+++ INPUT FOR THIS TASK +++
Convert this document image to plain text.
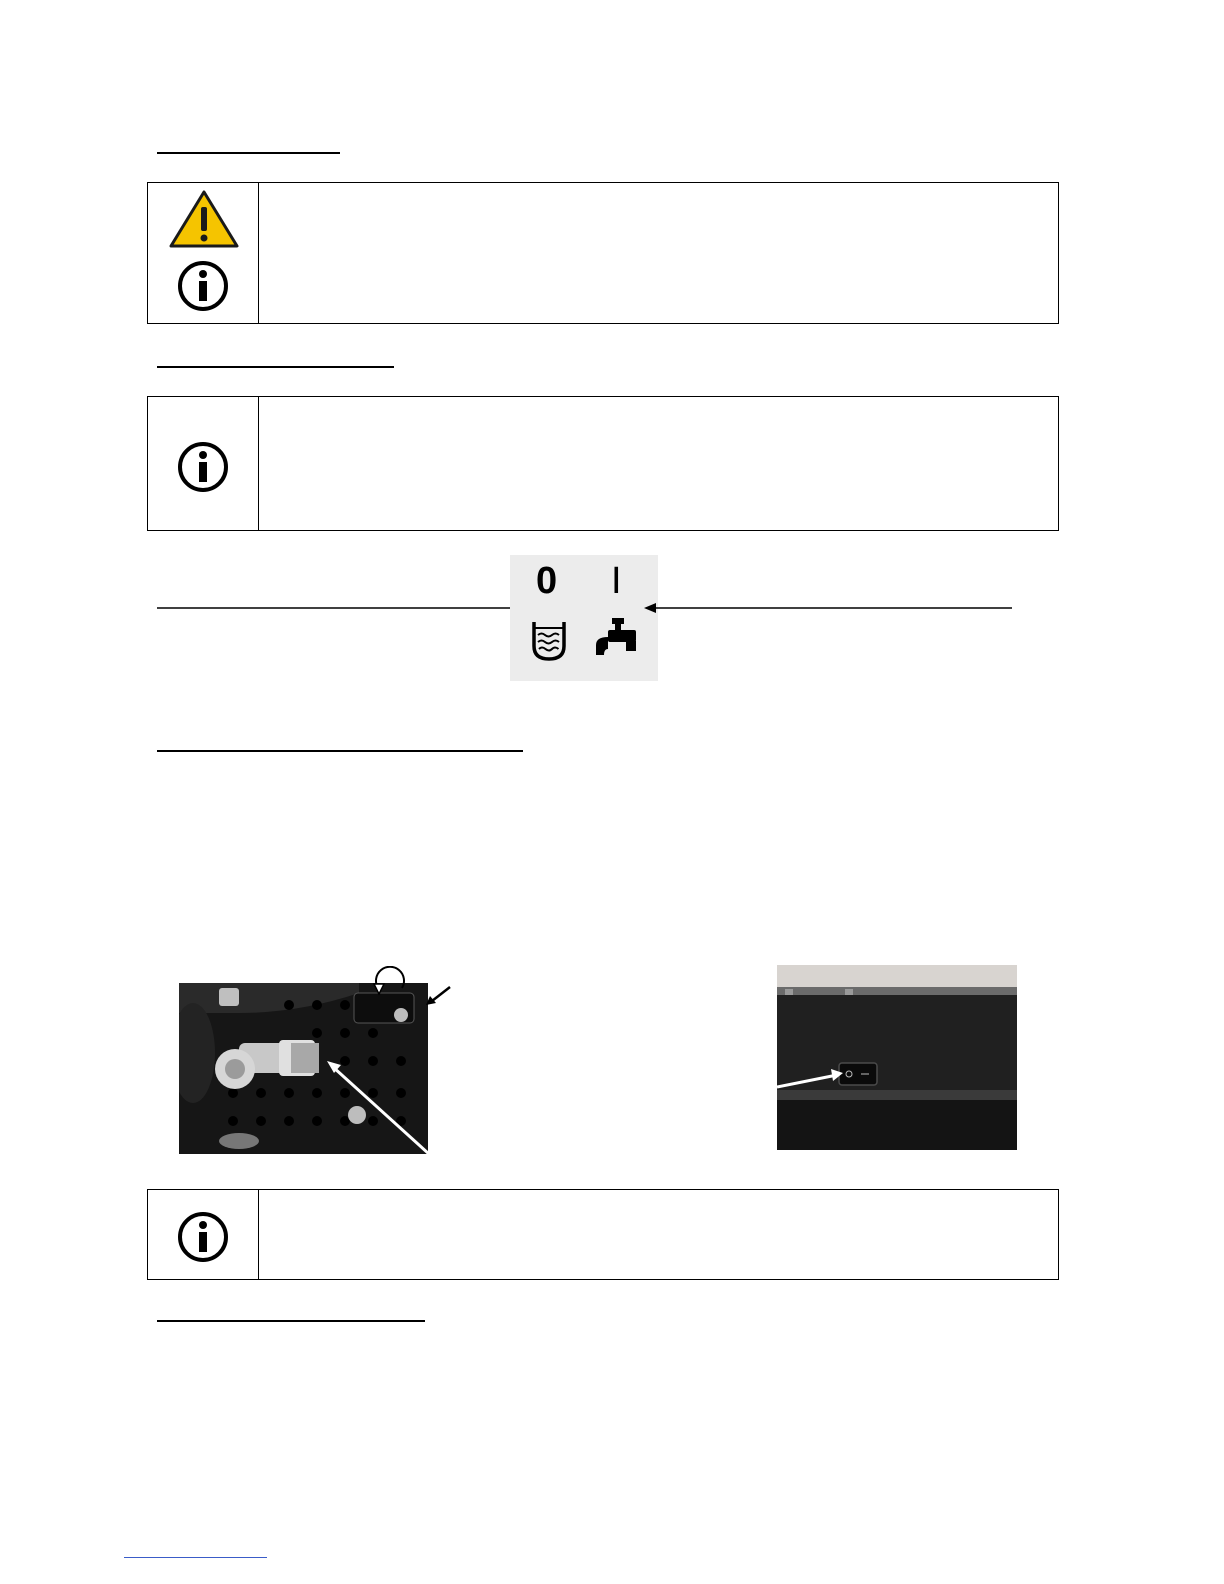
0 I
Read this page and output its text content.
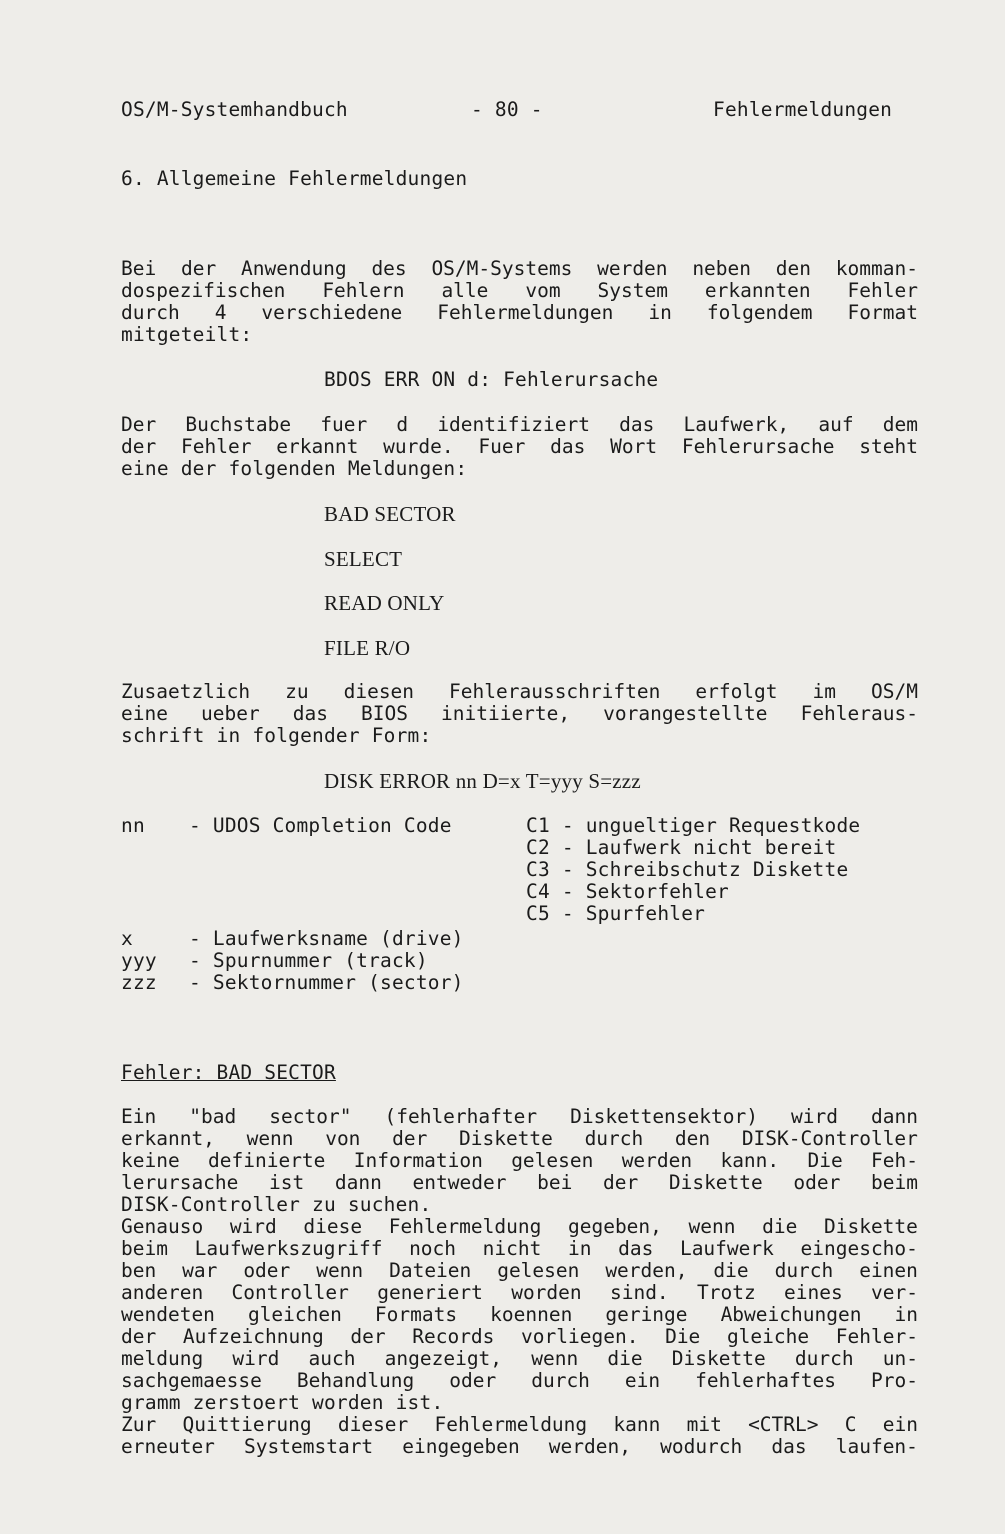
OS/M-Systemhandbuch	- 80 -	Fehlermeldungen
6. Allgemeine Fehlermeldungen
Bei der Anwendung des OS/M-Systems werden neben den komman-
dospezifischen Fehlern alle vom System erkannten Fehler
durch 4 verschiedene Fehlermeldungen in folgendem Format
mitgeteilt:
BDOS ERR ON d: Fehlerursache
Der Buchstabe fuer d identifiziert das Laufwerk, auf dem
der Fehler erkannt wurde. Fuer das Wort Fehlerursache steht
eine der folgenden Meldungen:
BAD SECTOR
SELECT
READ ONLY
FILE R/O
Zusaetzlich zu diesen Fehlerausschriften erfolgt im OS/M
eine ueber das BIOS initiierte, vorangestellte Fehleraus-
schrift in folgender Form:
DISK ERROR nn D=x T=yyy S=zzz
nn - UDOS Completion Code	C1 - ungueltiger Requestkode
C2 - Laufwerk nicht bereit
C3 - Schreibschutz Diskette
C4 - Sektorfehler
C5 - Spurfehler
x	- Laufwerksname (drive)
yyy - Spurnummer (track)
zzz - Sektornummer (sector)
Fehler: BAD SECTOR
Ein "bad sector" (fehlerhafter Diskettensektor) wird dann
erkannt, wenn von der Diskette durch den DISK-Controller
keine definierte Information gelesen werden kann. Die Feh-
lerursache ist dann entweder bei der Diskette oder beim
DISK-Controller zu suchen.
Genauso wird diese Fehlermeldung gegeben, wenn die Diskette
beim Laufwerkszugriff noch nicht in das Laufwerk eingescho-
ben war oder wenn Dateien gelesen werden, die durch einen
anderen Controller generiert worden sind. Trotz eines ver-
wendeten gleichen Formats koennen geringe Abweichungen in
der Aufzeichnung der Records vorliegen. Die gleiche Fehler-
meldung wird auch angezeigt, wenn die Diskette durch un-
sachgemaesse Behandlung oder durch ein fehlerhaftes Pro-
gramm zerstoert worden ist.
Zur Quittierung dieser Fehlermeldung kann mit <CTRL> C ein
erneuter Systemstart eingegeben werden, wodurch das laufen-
+++
+++ INPUT FOR THIS TASK +++
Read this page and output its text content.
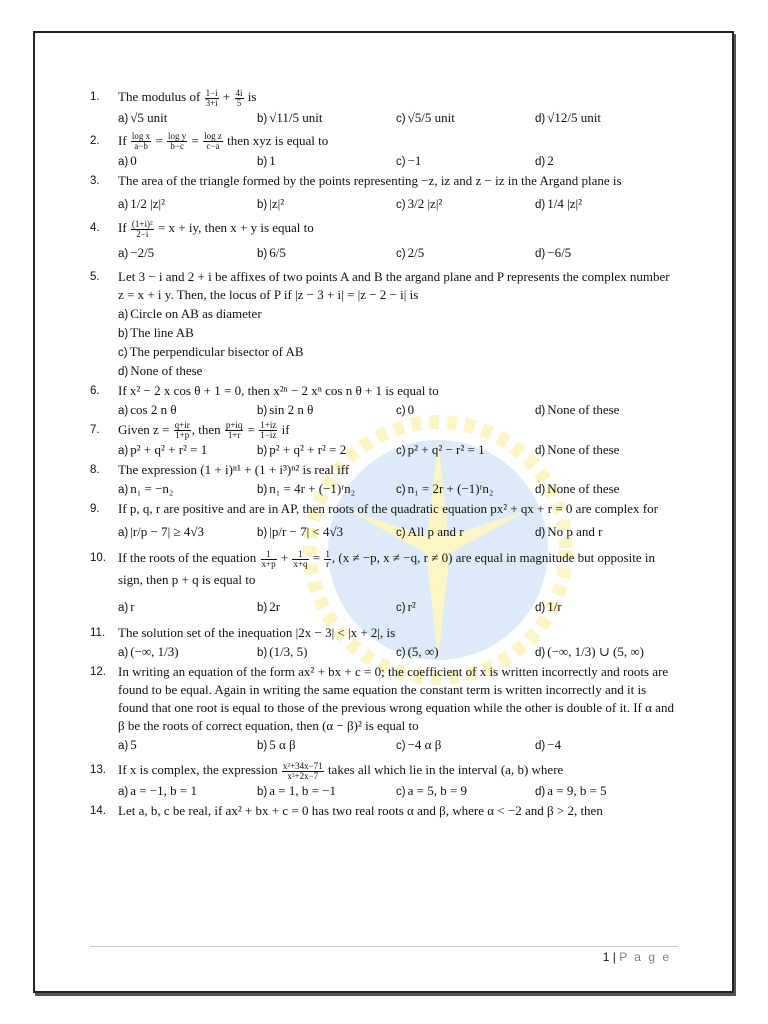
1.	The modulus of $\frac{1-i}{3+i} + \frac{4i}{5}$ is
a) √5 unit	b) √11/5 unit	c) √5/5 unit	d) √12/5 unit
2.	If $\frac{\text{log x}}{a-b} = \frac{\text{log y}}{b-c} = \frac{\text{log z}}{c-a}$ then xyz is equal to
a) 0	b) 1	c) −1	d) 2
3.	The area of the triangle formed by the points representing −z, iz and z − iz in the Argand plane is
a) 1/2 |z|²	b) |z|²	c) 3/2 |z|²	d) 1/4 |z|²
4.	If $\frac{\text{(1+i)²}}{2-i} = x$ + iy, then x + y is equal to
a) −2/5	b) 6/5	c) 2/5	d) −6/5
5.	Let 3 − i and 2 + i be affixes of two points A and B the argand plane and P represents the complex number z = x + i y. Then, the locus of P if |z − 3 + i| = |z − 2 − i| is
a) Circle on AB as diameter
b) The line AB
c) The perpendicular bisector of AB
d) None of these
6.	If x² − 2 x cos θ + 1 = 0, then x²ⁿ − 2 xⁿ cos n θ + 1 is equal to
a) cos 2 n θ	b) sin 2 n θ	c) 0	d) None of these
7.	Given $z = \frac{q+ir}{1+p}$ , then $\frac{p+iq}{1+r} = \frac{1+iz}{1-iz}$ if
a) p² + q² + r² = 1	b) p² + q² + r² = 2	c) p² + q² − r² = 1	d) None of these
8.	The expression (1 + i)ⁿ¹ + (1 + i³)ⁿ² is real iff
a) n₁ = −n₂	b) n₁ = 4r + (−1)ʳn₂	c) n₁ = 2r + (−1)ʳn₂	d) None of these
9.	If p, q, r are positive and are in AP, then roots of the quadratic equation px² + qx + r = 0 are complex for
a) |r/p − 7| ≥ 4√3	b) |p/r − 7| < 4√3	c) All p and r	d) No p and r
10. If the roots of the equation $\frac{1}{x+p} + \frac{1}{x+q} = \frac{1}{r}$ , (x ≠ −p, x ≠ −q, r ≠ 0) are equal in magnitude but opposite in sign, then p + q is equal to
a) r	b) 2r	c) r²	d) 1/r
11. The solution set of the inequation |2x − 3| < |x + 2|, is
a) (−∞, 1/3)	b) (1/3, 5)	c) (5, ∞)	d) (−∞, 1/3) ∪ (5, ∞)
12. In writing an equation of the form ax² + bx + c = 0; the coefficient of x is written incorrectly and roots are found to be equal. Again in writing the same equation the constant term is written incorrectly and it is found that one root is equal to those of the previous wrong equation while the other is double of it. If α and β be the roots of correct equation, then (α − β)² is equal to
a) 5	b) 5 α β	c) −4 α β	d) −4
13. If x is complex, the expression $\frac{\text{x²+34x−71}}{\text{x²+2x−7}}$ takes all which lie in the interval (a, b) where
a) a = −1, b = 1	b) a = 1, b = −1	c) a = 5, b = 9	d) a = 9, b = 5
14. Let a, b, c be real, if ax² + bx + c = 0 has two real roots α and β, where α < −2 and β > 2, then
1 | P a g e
+++
• _OBJECTIVE_: Determine the number of lines in the records that include the string "beim", and respond with that number only.

• _SOLUTION TO THIS EXERCISE_: 2